Posted by: John Young at July 31, 2005 07:44 AM

Cryptome has two versions of the Lynn pre-Black Hat presentation, the second derived from the first by Cryptome's cracking of light security to remove the PDF author's name and change of filename from that apparently used by Black Hat to lynn-cisco.pdf. This was done to muddy the doc source (we get attempted document stings now and then, and some appear to have covertly planted trackers).

The slide from Lynn's Black Hat presentation is from a tomsnetworking.com posting by H. Cheung, a BH attendee who took photos of some of Lynn's slides. See the URL cited above:

http://www.tomsnetworking.com/Sections-article131-page4.php

Cryptome has on its home page a composite of a Cheung photo of a redacted slide and the same slide unredacted in the PDF.

The Cryptome PDF file size is 1.9MB not 5.9MB as a person has claimed of one version. If there is a 5.9MB version we'd like to have copy of it for comparison. Send to jya[at]pipeline.com

We are not aware of a 3rd version of Lynn's presenstation but there could be a third or more as the doc went through stages of preparation, editing, censoring, obfuscating, even being rigged for disinformation.

※

Please copy the posted comment on the Lynn presentation files word for word, in full.

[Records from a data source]
※

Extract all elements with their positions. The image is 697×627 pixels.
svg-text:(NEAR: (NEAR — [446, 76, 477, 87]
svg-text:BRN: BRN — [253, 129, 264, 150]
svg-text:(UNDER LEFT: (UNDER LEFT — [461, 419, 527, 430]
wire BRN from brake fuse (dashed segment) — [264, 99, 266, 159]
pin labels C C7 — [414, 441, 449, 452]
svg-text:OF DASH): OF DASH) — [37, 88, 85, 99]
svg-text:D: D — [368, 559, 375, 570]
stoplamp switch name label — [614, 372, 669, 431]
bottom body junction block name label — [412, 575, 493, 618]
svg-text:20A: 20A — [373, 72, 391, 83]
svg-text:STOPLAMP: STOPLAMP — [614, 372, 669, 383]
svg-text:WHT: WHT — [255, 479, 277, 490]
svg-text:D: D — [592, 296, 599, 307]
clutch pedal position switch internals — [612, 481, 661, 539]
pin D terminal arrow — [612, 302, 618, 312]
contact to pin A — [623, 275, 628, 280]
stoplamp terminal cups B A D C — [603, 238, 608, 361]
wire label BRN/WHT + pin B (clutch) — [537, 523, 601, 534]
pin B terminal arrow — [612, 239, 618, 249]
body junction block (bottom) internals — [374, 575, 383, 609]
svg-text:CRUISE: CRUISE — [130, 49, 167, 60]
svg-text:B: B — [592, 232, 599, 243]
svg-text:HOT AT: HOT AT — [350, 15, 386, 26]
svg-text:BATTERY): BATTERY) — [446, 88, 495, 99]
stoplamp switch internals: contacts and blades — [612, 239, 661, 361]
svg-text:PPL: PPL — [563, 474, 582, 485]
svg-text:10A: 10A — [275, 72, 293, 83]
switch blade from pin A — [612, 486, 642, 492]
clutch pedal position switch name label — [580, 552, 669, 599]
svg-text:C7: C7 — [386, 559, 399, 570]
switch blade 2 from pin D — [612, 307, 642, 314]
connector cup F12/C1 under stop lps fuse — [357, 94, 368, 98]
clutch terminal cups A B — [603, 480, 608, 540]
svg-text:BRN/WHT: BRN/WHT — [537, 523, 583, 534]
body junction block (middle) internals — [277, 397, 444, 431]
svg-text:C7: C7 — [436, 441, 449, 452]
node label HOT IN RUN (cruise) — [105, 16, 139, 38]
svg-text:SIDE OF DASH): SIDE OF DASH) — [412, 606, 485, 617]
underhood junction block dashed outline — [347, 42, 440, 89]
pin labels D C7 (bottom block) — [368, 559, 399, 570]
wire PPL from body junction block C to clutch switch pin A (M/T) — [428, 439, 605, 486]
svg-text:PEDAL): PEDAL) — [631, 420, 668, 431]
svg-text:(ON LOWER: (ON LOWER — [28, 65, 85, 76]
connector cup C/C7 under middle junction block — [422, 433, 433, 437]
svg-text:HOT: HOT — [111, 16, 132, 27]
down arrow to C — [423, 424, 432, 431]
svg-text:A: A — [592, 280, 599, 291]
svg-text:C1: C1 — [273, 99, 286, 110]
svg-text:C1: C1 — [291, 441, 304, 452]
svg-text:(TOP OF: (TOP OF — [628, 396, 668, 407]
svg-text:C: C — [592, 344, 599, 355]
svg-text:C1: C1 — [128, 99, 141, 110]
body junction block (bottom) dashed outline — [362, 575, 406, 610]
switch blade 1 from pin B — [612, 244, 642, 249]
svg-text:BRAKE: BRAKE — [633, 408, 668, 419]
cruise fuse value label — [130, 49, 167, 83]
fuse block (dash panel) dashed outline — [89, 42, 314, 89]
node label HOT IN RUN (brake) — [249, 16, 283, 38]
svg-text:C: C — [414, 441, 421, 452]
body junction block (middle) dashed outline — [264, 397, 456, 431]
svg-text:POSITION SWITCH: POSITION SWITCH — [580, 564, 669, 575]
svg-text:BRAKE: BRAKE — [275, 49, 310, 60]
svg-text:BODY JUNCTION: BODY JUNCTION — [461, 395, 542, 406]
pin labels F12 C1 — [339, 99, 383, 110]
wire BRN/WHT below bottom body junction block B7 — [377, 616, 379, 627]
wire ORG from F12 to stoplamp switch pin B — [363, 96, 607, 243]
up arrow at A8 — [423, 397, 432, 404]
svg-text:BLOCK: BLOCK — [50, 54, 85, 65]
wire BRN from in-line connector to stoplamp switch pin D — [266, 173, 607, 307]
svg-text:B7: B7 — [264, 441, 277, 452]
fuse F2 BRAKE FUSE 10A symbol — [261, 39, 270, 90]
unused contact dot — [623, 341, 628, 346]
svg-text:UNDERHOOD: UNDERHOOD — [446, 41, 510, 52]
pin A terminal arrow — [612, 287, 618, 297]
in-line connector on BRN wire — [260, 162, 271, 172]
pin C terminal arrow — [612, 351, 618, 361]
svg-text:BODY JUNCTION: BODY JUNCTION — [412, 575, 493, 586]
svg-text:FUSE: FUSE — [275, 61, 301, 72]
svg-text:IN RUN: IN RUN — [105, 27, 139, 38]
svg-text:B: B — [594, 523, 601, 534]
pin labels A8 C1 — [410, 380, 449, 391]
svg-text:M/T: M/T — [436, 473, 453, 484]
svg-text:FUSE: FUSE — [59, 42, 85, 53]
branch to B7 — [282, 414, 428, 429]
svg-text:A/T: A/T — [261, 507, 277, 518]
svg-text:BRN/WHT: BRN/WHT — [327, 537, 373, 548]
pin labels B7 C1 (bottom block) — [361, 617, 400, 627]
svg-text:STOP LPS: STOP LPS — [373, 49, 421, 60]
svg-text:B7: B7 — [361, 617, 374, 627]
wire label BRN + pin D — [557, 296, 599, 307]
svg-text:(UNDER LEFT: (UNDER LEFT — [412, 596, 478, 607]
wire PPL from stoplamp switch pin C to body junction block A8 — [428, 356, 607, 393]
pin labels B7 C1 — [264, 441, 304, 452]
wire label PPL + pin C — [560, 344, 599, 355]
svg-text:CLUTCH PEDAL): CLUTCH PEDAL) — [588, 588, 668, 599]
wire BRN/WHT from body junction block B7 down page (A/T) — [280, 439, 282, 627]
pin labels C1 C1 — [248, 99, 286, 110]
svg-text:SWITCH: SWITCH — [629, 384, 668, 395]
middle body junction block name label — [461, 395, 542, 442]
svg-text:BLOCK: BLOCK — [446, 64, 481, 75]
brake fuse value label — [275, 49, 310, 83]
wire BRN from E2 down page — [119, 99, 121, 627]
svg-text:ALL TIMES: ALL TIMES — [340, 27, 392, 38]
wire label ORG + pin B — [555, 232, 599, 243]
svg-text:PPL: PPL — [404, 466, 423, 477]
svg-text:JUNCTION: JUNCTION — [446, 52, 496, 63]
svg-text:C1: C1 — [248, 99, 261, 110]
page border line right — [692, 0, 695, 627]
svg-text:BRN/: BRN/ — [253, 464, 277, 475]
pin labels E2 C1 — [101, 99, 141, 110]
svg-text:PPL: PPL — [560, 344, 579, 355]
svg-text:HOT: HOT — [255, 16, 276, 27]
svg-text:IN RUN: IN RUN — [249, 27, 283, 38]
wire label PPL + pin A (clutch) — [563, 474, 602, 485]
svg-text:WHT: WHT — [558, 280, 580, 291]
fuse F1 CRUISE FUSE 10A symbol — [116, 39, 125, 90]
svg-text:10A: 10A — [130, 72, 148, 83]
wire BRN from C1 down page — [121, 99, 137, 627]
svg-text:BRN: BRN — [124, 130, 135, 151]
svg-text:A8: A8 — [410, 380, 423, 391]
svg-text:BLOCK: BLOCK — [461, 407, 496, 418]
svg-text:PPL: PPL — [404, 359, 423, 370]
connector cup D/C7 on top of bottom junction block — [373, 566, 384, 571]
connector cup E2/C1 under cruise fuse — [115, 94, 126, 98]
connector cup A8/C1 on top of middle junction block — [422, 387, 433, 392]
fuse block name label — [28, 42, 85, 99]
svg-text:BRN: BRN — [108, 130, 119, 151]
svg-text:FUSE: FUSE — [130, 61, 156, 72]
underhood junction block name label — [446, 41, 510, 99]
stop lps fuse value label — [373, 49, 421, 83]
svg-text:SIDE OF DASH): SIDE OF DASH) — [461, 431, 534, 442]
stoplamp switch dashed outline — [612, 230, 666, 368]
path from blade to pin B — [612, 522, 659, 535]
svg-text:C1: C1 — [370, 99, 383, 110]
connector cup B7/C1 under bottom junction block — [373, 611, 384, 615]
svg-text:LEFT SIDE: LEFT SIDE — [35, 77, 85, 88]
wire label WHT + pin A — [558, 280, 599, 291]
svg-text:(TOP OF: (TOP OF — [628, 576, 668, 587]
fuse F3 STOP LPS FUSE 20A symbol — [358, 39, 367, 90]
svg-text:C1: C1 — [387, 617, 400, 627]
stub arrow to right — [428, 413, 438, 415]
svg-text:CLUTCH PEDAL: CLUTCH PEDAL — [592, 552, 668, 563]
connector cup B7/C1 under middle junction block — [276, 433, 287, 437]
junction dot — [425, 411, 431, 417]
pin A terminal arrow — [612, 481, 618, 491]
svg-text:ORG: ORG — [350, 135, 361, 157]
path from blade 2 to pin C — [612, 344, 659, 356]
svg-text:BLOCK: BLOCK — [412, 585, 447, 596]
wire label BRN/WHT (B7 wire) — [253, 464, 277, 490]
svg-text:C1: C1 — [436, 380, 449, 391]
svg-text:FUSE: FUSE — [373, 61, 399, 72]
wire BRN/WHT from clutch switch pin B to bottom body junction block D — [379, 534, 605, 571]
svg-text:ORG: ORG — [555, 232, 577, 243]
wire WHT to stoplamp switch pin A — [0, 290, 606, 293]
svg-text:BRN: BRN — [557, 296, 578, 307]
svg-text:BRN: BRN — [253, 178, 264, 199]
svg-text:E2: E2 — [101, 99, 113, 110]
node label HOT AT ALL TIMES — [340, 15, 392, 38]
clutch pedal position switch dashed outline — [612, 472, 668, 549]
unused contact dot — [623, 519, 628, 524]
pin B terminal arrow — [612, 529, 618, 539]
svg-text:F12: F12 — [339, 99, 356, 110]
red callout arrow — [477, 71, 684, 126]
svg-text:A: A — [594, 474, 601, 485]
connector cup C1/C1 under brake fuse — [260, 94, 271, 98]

※

## EXERCISE OUTPUT
Posted by: John Young at July 31, 2005 07:44 AM

Cryptome has two versions of the Lynn pre-Black Hat presentation, the second derived from the first by Cryptome's cracking of light security to remove the PDF author's name and change of filename from that apparently used by Black Hat to lynn-cisco.pdf. This was done to muddy the doc source (we get attempted document stings now and then, and some appear to have covertly planted trackers).

The slide from Lynn's Black Hat presentation is from a tomsnetworking.com posting by H. Cheung, a BH attendee who took photos of some of Lynn's slides. See the URL cited above:

http://www.tomsnetworking.com/Sections-article131-page4.php

Cryptome has on its home page a composite of a Cheung photo of a redacted slide and the same slide unredacted in the PDF.

The Cryptome PDF file size is 1.9MB not 5.9MB as a person has claimed of one version. If there is a 5.9MB version we'd like to have copy of it for comparison. Send to jya[at]pipeline.com

We are not aware of a 3rd version of Lynn's presenstation but there could be a third or more as the doc went through stages of preparation, editing, censoring, obfuscating, even being rigged for disinformation.